Portrait of Thomas Tindall Wildridge

Thomas Tindall Wildridge

Background

Thomas Tindall Wildridge (1858-1928) was a librarian, antiquarian, artist and author. He was born in the St Pauls area of Sculcoates in 1858, the son of Elizabeth and Thomas Wildridge, a local timber merchant. After attending Hull Grammar School, Thomas Tindall Wildridge was employed in the Hull Dock Offices before being appointed as Records Clerk to the Hull Municipal Corporation in 1884.

Two years earlier, in 1882, Wildridge had presented a report to the Corporation’s Property Committee suggesting there was a need for a full time records clerk and the establishment of a specific records service. He went on to offer his own services in that role, which, after some thought, the Corporation decided to accept, with most of his time to be spent on indexing. In December 1892, Wildridge submitted a translation of the Charter granted to Hull by Edward I in 1299, and indicated it would take a minimum of three months to transcribe the town's other charters. Despite delivering some 144 cwt of records for destruction, he managed to catalogue many more, although a report in July of the following year indicated progress had been slow. Wildridge suggested this was due to the sheer volume of work and an initial miscalculation as to the time it would take. However, the Committee recommenced dispensing with Wildridge’s services at the end of three months and requested him to have finished then, and by 1894 Wildridge had been dismissed.

Wildridge was also a member of the Surtees Society and would become instrumental in the formation of the East Riding Antiquarian Society in 1892, which was later admitted into union with the Society of Antiquities (of London). Although he would later become the honorary librarian of the Municipal Library, Wildridge failed to get the post of chief librarian of Hull. In 1889 Wildridge was living in Beverley, but by 1901 he had moved to Islip, a village just outside of Oxford. By 1921 he was living in Waddesdon, near Aylesbury, Buckinghamshire, where he eventually died in 1928.

◆ Given records ◆
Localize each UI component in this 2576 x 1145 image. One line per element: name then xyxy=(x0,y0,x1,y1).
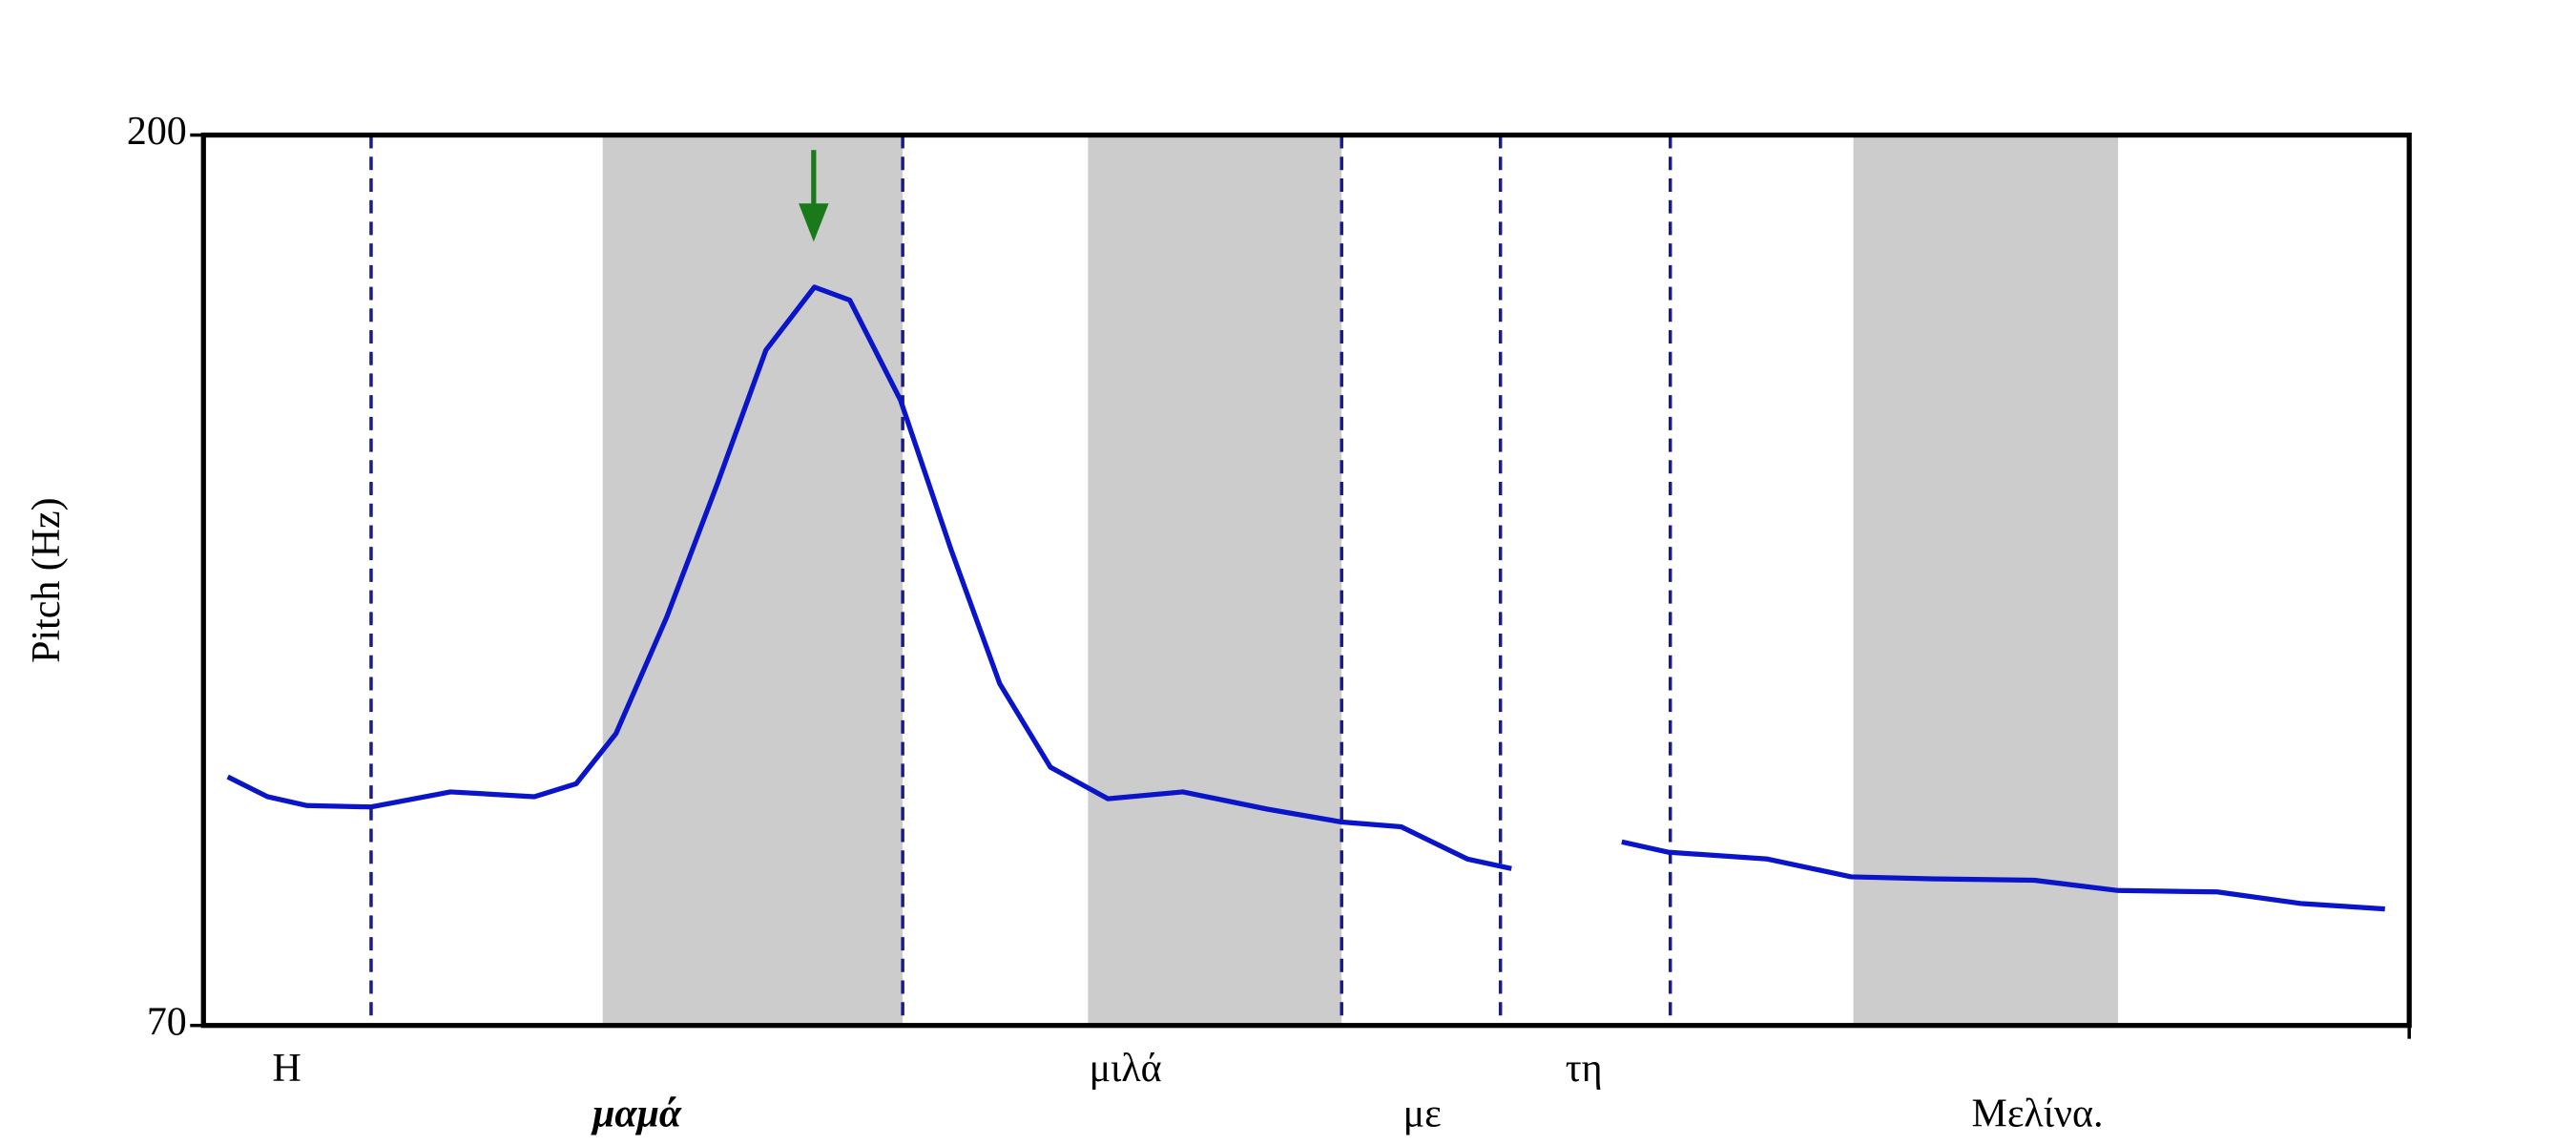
arrow-head xyxy=(799,203,829,242)
y-tick-label: 200 xyxy=(127,110,187,154)
lines xyxy=(226,284,2385,912)
word-label: μαμά xyxy=(591,1092,682,1135)
shaded-region xyxy=(1088,135,1342,1026)
pitch-line xyxy=(226,284,1512,871)
annotation-arrow xyxy=(799,150,829,242)
pitch-line xyxy=(1621,839,2385,912)
y-tick-label: 70 xyxy=(147,1000,187,1044)
word-label: Μελίνα. xyxy=(1972,1092,2104,1135)
word-label: μιλά xyxy=(1090,1047,1162,1091)
shaded-region xyxy=(602,135,904,1026)
bands xyxy=(602,135,2119,1026)
word-label: τη xyxy=(1566,1047,1603,1091)
word-label: Η xyxy=(272,1047,301,1091)
shaded-region xyxy=(1853,135,2119,1026)
word-label: με xyxy=(1403,1092,1442,1135)
boundaries xyxy=(369,135,1672,1026)
plot-frame xyxy=(200,132,2412,1029)
y-axis-label: Pitch (Hz) xyxy=(25,497,69,662)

◆ Stated exercise ◆
According to the biography of Thomas Tindall Wildridge, where was he living by 1921?

◆ Final answer ◆
Waddesdon, near Aylesbury, Buckinghamshire.